» WHAT THE TASK REQUIRES
Quote every entry word for word.

» ENTRIES SHOWN
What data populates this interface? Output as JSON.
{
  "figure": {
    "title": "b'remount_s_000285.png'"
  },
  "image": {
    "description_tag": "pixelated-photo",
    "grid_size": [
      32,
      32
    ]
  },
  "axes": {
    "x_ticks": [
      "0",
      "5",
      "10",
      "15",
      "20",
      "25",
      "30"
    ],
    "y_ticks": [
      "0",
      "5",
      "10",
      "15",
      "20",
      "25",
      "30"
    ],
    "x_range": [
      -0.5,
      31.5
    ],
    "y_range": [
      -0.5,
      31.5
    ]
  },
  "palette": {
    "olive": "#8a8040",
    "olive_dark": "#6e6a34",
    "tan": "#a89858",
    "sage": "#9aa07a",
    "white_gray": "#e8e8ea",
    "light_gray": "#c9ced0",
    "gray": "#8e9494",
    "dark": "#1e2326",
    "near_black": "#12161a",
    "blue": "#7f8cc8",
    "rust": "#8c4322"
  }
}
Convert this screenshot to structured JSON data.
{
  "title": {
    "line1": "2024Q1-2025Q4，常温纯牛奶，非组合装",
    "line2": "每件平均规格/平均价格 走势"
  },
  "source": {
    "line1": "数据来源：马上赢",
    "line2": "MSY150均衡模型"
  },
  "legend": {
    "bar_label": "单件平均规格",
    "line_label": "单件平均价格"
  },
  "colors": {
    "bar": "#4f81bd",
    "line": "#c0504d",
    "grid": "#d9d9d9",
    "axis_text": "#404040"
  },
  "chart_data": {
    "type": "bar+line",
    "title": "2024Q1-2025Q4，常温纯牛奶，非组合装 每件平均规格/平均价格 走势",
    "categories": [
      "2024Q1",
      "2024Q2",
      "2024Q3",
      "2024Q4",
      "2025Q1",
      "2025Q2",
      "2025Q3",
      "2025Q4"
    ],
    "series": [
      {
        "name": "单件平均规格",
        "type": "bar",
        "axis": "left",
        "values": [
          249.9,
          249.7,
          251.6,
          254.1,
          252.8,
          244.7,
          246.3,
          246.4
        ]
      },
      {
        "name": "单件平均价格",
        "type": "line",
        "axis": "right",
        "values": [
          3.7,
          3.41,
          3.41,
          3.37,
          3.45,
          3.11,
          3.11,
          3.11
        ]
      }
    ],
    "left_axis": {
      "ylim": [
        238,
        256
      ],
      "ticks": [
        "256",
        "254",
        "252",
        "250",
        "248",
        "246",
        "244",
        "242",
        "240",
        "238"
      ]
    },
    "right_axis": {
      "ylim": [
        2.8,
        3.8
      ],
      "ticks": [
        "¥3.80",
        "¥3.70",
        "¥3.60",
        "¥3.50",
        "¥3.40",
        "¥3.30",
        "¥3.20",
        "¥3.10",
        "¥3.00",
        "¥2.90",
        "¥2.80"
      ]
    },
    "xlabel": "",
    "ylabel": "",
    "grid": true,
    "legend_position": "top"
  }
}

» ANSWER TO THIS PROBLEM
What data populates this interface? Output as JSON.
{
  "figure": {
    "title": "b'remount_s_000285.png'"
  },
  "image": {
    "description_tag": "pixelated-photo",
    "grid_size": [
      32,
      32
    ]
  },
  "axes": {
    "x_ticks": [
      "0",
      "5",
      "10",
      "15",
      "20",
      "25",
      "30"
    ],
    "y_ticks": [
      "0",
      "5",
      "10",
      "15",
      "20",
      "25",
      "30"
    ],
    "x_range": [
      -0.5,
      31.5
    ],
    "y_range": [
      -0.5,
      31.5
    ]
  },
  "palette": {
    "olive": "#8a8040",
    "olive_dark": "#6e6a34",
    "tan": "#a89858",
    "sage": "#9aa07a",
    "white_gray": "#e8e8ea",
    "light_gray": "#c9ced0",
    "gray": "#8e9494",
    "dark": "#1e2326",
    "near_black": "#12161a",
    "blue": "#7f8cc8",
    "rust": "#8c4322"
  }
}
Convert this screenshot to structured JSON data.
{
  "title": {
    "line1": "2024Q1-2025Q4，常温纯牛奶，非组合装",
    "line2": "每件平均规格/平均价格 走势"
  },
  "source": {
    "line1": "数据来源：马上赢",
    "line2": "MSY150均衡模型"
  },
  "legend": {
    "bar_label": "单件平均规格",
    "line_label": "单件平均价格"
  },
  "colors": {
    "bar": "#4f81bd",
    "line": "#c0504d",
    "grid": "#d9d9d9",
    "axis_text": "#404040"
  },
  "chart_data": {
    "type": "bar+line",
    "title": "2024Q1-2025Q4，常温纯牛奶，非组合装 每件平均规格/平均价格 走势",
    "categories": [
      "2024Q1",
      "2024Q2",
      "2024Q3",
      "2024Q4",
      "2025Q1",
      "2025Q2",
      "2025Q3",
      "2025Q4"
    ],
    "series": [
      {
        "name": "单件平均规格",
        "type": "bar",
        "axis": "left",
        "values": [
          249.9,
          249.7,
          251.6,
          254.1,
          252.8,
          244.7,
          246.3,
          246.4
        ]
      },
      {
        "name": "单件平均价格",
        "type": "line",
        "axis": "right",
        "values": [
          3.7,
          3.41,
          3.41,
          3.37,
          3.45,
          3.11,
          3.11,
          3.11
        ]
      }
    ],
    "left_axis": {
      "ylim": [
        238,
        256
      ],
      "ticks": [
        "256",
        "254",
        "252",
        "250",
        "248",
        "246",
        "244",
        "242",
        "240",
        "238"
      ]
    },
    "right_axis": {
      "ylim": [
        2.8,
        3.8
      ],
      "ticks": [
        "¥3.80",
        "¥3.70",
        "¥3.60",
        "¥3.50",
        "¥3.40",
        "¥3.30",
        "¥3.20",
        "¥3.10",
        "¥3.00",
        "¥2.90",
        "¥2.80"
      ]
    },
    "xlabel": "",
    "ylabel": "",
    "grid": true,
    "legend_position": "top"
  }
}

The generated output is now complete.